## Records to process
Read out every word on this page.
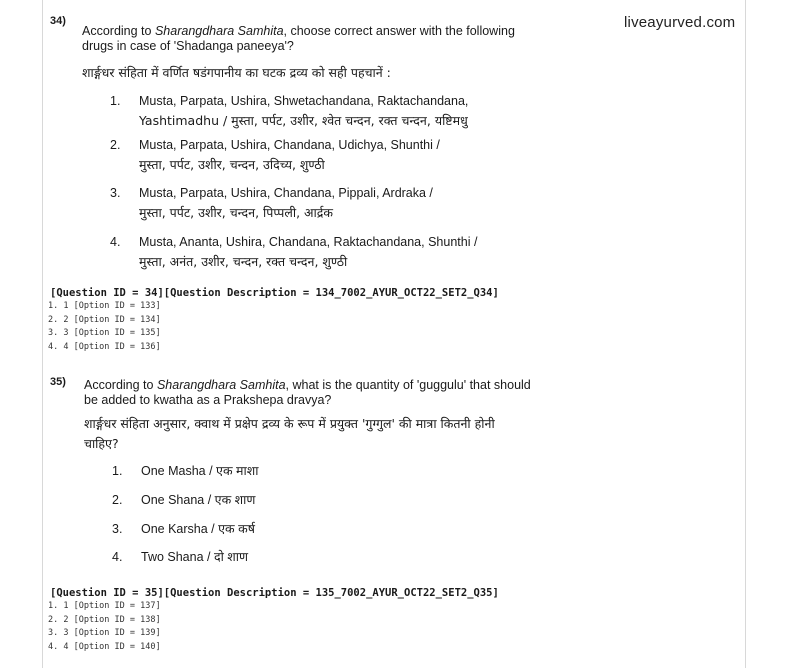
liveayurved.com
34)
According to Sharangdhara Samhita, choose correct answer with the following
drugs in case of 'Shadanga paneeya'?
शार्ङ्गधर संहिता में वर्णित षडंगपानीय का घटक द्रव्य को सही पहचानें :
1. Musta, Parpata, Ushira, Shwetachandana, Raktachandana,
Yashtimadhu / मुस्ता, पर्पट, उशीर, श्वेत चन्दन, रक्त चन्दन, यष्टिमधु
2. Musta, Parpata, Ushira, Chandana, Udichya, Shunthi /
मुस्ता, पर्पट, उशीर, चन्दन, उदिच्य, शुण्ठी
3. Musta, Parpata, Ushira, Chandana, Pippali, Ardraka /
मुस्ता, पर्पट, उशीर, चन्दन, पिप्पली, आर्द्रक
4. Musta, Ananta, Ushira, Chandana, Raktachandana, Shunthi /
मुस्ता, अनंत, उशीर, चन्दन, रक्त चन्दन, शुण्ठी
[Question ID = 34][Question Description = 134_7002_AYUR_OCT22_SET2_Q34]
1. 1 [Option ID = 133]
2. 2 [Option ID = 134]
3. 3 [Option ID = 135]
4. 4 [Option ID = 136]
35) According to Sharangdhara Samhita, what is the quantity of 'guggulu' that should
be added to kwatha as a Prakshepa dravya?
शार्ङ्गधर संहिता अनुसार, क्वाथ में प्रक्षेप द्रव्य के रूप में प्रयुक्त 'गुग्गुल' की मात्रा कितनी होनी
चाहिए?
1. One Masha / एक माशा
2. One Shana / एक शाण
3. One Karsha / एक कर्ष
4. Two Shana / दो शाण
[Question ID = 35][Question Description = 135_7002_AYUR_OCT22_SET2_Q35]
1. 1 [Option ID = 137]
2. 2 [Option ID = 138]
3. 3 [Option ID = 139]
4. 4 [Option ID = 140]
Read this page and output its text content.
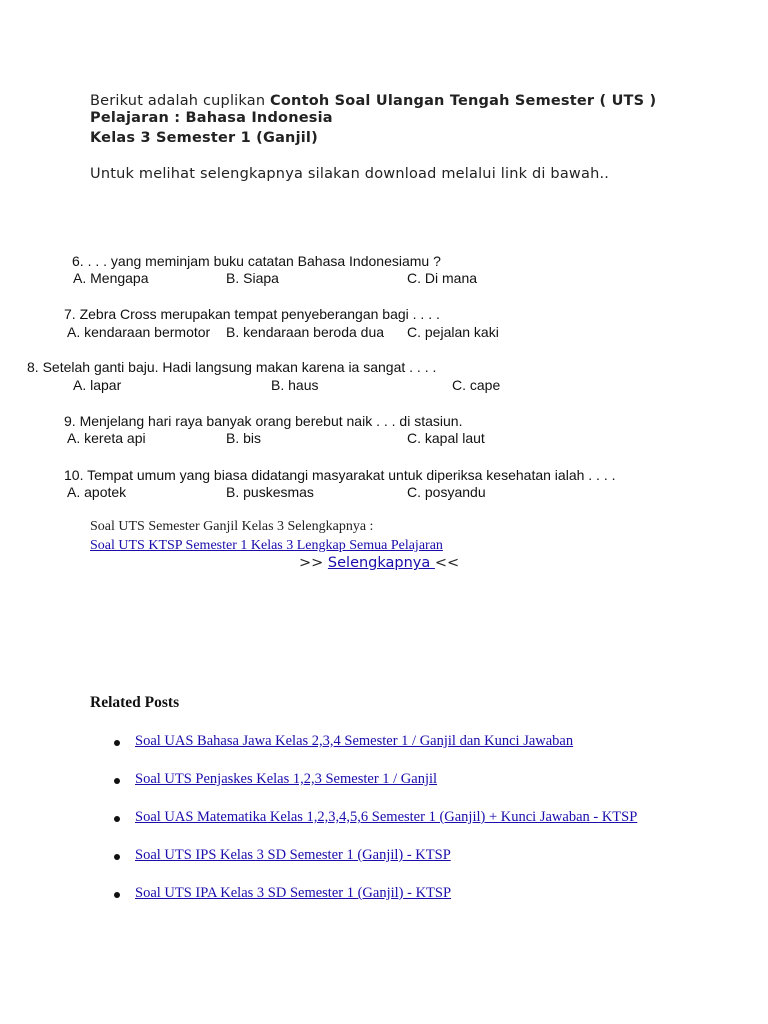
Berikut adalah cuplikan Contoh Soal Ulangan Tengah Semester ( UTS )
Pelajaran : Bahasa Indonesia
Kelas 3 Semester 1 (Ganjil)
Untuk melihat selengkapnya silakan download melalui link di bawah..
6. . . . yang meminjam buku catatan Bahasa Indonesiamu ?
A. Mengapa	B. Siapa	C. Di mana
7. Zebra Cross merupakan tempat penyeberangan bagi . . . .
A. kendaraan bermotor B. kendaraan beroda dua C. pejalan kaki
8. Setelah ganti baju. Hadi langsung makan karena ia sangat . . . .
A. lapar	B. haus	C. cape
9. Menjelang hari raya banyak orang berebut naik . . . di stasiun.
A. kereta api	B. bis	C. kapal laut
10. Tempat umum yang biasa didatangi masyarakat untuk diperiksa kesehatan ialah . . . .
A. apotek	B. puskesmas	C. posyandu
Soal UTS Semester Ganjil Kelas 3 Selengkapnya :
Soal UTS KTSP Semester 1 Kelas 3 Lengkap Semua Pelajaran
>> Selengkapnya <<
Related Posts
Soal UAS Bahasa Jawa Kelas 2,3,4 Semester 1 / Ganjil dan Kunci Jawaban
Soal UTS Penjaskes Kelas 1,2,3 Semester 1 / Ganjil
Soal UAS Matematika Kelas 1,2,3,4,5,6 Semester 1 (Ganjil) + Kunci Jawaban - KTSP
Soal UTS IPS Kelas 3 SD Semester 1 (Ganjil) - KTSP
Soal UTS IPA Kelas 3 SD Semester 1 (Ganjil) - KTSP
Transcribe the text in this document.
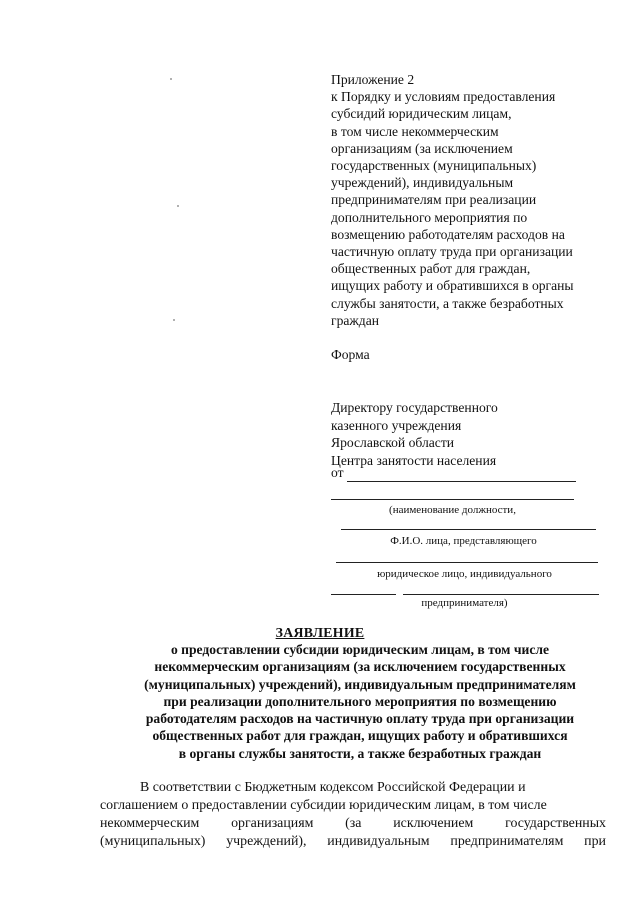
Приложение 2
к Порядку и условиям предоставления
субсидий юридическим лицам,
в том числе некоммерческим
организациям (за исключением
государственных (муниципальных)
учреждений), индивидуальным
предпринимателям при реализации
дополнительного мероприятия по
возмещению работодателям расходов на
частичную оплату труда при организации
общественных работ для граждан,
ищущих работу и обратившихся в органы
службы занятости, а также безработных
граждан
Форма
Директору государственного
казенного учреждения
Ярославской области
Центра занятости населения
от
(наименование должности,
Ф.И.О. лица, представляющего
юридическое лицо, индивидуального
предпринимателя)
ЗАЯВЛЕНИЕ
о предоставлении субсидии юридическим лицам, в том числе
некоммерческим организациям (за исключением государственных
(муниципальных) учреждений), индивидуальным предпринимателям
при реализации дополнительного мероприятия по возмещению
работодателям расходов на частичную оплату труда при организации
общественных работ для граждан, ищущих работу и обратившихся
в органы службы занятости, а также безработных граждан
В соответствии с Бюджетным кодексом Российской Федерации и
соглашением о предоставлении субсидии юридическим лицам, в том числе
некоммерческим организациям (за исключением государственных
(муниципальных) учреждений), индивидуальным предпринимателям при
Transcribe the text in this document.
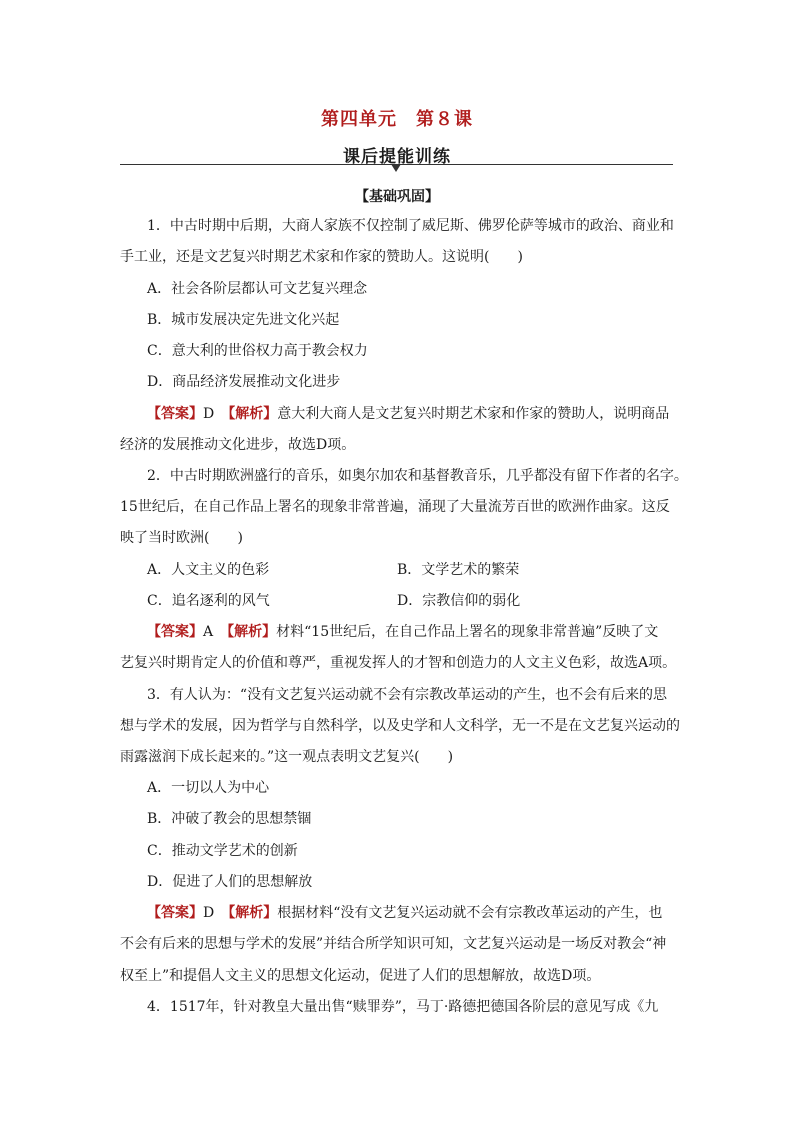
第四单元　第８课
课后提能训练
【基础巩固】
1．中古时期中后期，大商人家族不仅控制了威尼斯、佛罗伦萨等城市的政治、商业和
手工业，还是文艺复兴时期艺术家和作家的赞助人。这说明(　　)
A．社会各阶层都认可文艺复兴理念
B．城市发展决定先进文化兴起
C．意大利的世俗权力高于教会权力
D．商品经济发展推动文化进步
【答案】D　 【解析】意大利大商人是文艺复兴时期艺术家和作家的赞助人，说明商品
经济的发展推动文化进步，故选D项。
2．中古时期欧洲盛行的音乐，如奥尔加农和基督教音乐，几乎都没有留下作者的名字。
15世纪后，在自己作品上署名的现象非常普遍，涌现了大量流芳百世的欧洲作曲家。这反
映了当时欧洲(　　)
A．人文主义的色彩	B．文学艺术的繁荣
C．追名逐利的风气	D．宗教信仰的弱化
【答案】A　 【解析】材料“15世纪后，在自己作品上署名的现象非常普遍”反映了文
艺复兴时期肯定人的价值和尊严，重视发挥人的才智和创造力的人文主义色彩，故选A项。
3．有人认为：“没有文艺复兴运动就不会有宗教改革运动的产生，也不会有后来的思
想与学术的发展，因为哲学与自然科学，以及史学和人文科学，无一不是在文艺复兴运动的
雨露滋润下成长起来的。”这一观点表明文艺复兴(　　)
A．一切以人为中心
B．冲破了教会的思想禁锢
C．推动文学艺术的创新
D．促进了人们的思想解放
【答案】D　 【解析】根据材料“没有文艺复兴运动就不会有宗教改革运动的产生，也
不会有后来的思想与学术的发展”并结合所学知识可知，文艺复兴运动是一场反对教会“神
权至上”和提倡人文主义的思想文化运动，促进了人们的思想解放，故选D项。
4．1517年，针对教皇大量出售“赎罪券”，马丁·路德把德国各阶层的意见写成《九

## Problem to solve
Find the count of lines in the data above where the string "частичную" occurs. Provide that number alone.

## Task result
2